### Stated exercise
All of the material below is to be retyped exactly.

↓

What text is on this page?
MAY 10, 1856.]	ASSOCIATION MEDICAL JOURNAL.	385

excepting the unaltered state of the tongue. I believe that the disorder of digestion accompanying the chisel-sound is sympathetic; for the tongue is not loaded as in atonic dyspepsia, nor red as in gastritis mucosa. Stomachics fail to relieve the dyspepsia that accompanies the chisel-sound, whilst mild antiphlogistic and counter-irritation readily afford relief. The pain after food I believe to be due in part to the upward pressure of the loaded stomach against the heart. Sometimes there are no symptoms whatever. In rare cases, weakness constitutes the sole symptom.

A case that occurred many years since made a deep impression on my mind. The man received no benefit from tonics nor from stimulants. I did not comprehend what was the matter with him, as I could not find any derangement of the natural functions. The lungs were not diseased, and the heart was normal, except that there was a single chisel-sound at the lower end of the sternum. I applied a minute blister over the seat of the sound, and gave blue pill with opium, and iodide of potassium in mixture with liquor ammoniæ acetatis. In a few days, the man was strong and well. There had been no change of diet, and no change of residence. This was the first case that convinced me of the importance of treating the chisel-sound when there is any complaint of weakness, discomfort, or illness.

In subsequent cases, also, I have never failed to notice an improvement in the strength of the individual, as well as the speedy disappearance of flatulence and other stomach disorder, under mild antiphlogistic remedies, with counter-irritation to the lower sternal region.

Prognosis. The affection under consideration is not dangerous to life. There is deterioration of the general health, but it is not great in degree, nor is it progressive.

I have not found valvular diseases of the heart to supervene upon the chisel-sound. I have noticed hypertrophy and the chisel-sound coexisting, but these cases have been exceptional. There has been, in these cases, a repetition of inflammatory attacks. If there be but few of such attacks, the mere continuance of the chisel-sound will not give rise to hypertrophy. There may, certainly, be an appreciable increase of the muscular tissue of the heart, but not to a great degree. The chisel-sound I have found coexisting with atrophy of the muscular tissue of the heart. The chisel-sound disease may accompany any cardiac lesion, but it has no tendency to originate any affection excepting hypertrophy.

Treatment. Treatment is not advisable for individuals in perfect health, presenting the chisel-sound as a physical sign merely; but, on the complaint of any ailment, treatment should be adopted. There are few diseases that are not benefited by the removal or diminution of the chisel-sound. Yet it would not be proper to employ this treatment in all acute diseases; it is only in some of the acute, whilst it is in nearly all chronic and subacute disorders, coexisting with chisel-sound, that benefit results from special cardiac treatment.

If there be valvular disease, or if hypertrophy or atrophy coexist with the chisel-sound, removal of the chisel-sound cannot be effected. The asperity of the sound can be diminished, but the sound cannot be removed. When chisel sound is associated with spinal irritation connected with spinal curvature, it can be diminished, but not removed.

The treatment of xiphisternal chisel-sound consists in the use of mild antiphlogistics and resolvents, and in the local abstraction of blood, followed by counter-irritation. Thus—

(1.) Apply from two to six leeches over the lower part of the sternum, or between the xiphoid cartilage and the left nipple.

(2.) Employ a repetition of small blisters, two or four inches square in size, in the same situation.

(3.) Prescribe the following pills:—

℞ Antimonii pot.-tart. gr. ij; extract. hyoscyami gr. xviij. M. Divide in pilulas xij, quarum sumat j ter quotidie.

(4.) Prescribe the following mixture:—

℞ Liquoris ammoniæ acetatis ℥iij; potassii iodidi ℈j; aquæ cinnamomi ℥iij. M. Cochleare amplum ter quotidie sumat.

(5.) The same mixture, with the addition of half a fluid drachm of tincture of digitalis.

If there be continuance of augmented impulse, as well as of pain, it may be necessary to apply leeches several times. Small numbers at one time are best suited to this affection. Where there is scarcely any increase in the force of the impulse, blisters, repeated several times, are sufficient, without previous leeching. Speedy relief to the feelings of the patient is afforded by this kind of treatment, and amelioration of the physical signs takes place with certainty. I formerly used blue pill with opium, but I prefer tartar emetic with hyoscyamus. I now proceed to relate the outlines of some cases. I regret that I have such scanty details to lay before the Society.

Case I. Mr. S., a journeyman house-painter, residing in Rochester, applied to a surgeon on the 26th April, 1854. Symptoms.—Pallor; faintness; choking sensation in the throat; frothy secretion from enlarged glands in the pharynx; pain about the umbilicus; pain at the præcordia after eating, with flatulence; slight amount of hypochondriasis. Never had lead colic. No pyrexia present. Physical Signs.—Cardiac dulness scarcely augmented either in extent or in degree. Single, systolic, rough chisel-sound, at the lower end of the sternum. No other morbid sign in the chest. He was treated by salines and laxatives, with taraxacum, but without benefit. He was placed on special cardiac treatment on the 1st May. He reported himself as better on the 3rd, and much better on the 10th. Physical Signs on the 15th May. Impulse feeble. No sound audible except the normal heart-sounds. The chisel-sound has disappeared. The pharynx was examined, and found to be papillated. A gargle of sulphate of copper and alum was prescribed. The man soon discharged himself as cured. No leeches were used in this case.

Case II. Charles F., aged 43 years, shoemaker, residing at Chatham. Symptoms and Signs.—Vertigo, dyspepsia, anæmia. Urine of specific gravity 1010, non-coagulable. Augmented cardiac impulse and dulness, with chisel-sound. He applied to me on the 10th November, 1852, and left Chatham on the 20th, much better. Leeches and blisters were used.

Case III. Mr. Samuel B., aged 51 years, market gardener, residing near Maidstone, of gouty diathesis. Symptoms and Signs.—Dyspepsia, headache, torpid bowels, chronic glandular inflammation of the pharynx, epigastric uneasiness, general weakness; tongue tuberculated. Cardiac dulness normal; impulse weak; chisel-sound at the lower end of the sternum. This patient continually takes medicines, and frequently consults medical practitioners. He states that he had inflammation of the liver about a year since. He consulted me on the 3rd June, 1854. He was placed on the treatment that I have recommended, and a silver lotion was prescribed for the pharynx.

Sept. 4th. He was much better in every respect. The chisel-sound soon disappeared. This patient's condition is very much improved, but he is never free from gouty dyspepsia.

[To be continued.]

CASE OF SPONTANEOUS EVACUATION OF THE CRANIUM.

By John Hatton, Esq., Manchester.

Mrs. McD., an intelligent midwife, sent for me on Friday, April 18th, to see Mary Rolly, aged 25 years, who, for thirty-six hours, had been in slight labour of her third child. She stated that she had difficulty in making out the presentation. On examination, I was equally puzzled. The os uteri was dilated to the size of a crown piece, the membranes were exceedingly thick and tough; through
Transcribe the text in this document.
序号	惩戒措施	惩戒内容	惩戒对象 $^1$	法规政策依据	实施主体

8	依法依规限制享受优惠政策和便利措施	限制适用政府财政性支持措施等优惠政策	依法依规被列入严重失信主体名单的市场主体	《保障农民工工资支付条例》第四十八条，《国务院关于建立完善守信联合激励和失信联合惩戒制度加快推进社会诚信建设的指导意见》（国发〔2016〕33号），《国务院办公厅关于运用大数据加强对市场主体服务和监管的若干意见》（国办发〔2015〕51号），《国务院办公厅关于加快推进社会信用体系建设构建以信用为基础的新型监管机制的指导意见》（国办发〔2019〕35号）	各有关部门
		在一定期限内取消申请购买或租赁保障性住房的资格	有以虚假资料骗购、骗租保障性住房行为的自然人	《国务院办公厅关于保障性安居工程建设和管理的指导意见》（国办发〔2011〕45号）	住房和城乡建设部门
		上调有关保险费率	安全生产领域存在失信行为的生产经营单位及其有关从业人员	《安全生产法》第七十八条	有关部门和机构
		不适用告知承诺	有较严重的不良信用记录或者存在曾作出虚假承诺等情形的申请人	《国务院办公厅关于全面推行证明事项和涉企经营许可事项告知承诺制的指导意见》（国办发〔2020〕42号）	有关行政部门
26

↑

### Task result
What text is on this page?
MAY 10, 1856.]	ASSOCIATION MEDICAL JOURNAL.	385

excepting the unaltered state of the tongue. I believe that the disorder of digestion accompanying the chisel-sound is sympathetic; for the tongue is not loaded as in atonic dyspepsia, nor red as in gastritis mucosa. Stomachics fail to relieve the dyspepsia that accompanies the chisel-sound, whilst mild antiphlogistic and counter-irritation readily afford relief. The pain after food I believe to be due in part to the upward pressure of the loaded stomach against the heart. Sometimes there are no symptoms whatever. In rare cases, weakness constitutes the sole symptom.

A case that occurred many years since made a deep impression on my mind. The man received no benefit from tonics nor from stimulants. I did not comprehend what was the matter with him, as I could not find any derangement of the natural functions. The lungs were not diseased, and the heart was normal, except that there was a single chisel-sound at the lower end of the sternum. I applied a minute blister over the seat of the sound, and gave blue pill with opium, and iodide of potassium in mixture with liquor ammoniæ acetatis. In a few days, the man was strong and well. There had been no change of diet, and no change of residence. This was the first case that convinced me of the importance of treating the chisel-sound when there is any complaint of weakness, discomfort, or illness.

In subsequent cases, also, I have never failed to notice an improvement in the strength of the individual, as well as the speedy disappearance of flatulence and other stomach disorder, under mild antiphlogistic remedies, with counter-irritation to the lower sternal region.

Prognosis. The affection under consideration is not dangerous to life. There is deterioration of the general health, but it is not great in degree, nor is it progressive.

I have not found valvular diseases of the heart to supervene upon the chisel-sound. I have noticed hypertrophy and the chisel-sound coexisting, but these cases have been exceptional. There has been, in these cases, a repetition of inflammatory attacks. If there be but few of such attacks, the mere continuance of the chisel-sound will not give rise to hypertrophy. There may, certainly, be an appreciable increase of the muscular tissue of the heart, but not to a great degree. The chisel-sound I have found coexisting with atrophy of the muscular tissue of the heart. The chisel-sound disease may accompany any cardiac lesion, but it has no tendency to originate any affection excepting hypertrophy.

Treatment. Treatment is not advisable for individuals in perfect health, presenting the chisel-sound as a physical sign merely; but, on the complaint of any ailment, treatment should be adopted. There are few diseases that are not benefited by the removal or diminution of the chisel-sound. Yet it would not be proper to employ this treatment in all acute diseases; it is only in some of the acute, whilst it is in nearly all chronic and subacute disorders, coexisting with chisel-sound, that benefit results from special cardiac treatment.

If there be valvular disease, or if hypertrophy or atrophy coexist with the chisel-sound, removal of the chisel-sound cannot be effected. The asperity of the sound can be diminished, but the sound cannot be removed. When chisel sound is associated with spinal irritation connected with spinal curvature, it can be diminished, but not removed.

The treatment of xiphisternal chisel-sound consists in the use of mild antiphlogistics and resolvents, and in the local abstraction of blood, followed by counter-irritation. Thus—

(1.) Apply from two to six leeches over the lower part of the sternum, or between the xiphoid cartilage and the left nipple.

(2.) Employ a repetition of small blisters, two or four inches square in size, in the same situation.

(3.) Prescribe the following pills:—

℞ Antimonii pot.-tart. gr. ij; extract. hyoscyami gr. xviij. M. Divide in pilulas xij, quarum sumat j ter quotidie.

(4.) Prescribe the following mixture:—

℞ Liquoris ammoniæ acetatis ℥iij; potassii iodidi ℈j; aquæ cinnamomi ℥iij. M. Cochleare amplum ter quotidie sumat.

(5.) The same mixture, with the addition of half a fluid drachm of tincture of digitalis.

If there be continuance of augmented impulse, as well as of pain, it may be necessary to apply leeches several times. Small numbers at one time are best suited to this affection. Where there is scarcely any increase in the force of the impulse, blisters, repeated several times, are sufficient, without previous leeching. Speedy relief to the feelings of the patient is afforded by this kind of treatment, and amelioration of the physical signs takes place with certainty. I formerly used blue pill with opium, but I prefer tartar emetic with hyoscyamus. I now proceed to relate the outlines of some cases. I regret that I have such scanty details to lay before the Society.

Case I. Mr. S., a journeyman house-painter, residing in Rochester, applied to a surgeon on the 26th April, 1854. Symptoms.—Pallor; faintness; choking sensation in the throat; frothy secretion from enlarged glands in the pharynx; pain about the umbilicus; pain at the præcordia after eating, with flatulence; slight amount of hypochondriasis. Never had lead colic. No pyrexia present. Physical Signs.—Cardiac dulness scarcely augmented either in extent or in degree. Single, systolic, rough chisel-sound, at the lower end of the sternum. No other morbid sign in the chest. He was treated by salines and laxatives, with taraxacum, but without benefit. He was placed on special cardiac treatment on the 1st May. He reported himself as better on the 3rd, and much better on the 10th. Physical Signs on the 15th May. Impulse feeble. No sound audible except the normal heart-sounds. The chisel-sound has disappeared. The pharynx was examined, and found to be papillated. A gargle of sulphate of copper and alum was prescribed. The man soon discharged himself as cured. No leeches were used in this case.

Case II. Charles F., aged 43 years, shoemaker, residing at Chatham. Symptoms and Signs.—Vertigo, dyspepsia, anæmia. Urine of specific gravity 1010, non-coagulable. Augmented cardiac impulse and dulness, with chisel-sound. He applied to me on the 10th November, 1852, and left Chatham on the 20th, much better. Leeches and blisters were used.

Case III. Mr. Samuel B., aged 51 years, market gardener, residing near Maidstone, of gouty diathesis. Symptoms and Signs.—Dyspepsia, headache, torpid bowels, chronic glandular inflammation of the pharynx, epigastric uneasiness, general weakness; tongue tuberculated. Cardiac dulness normal; impulse weak; chisel-sound at the lower end of the sternum. This patient continually takes medicines, and frequently consults medical practitioners. He states that he had inflammation of the liver about a year since. He consulted me on the 3rd June, 1854. He was placed on the treatment that I have recommended, and a silver lotion was prescribed for the pharynx.

Sept. 4th. He was much better in every respect. The chisel-sound soon disappeared. This patient's condition is very much improved, but he is never free from gouty dyspepsia.

[To be continued.]

CASE OF SPONTANEOUS EVACUATION OF THE CRANIUM.

By John Hatton, Esq., Manchester.

Mrs. McD., an intelligent midwife, sent for me on Friday, April 18th, to see Mary Rolly, aged 25 years, who, for thirty-six hours, had been in slight labour of her third child. She stated that she had difficulty in making out the presentation. On examination, I was equally puzzled. The os uteri was dilated to the size of a crown piece, the membranes were exceedingly thick and tough; through
Transcribe the text in this document.
序号	惩戒措施	惩戒内容	惩戒对象 $^1$	法规政策依据	实施主体

8	依法依规限制享受优惠政策和便利措施	限制适用政府财政性支持措施等优惠政策	依法依规被列入严重失信主体名单的市场主体	《保障农民工工资支付条例》第四十八条，《国务院关于建立完善守信联合激励和失信联合惩戒制度加快推进社会诚信建设的指导意见》（国发〔2016〕33号），《国务院办公厅关于运用大数据加强对市场主体服务和监管的若干意见》（国办发〔2015〕51号），《国务院办公厅关于加快推进社会信用体系建设构建以信用为基础的新型监管机制的指导意见》（国办发〔2019〕35号）	各有关部门
		在一定期限内取消申请购买或租赁保障性住房的资格	有以虚假资料骗购、骗租保障性住房行为的自然人	《国务院办公厅关于保障性安居工程建设和管理的指导意见》（国办发〔2011〕45号）	住房和城乡建设部门
		上调有关保险费率	安全生产领域存在失信行为的生产经营单位及其有关从业人员	《安全生产法》第七十八条	有关部门和机构
		不适用告知承诺	有较严重的不良信用记录或者存在曾作出虚假承诺等情形的申请人	《国务院办公厅关于全面推行证明事项和涉企经营许可事项告知承诺制的指导意见》（国办发〔2020〕42号）	有关行政部门
26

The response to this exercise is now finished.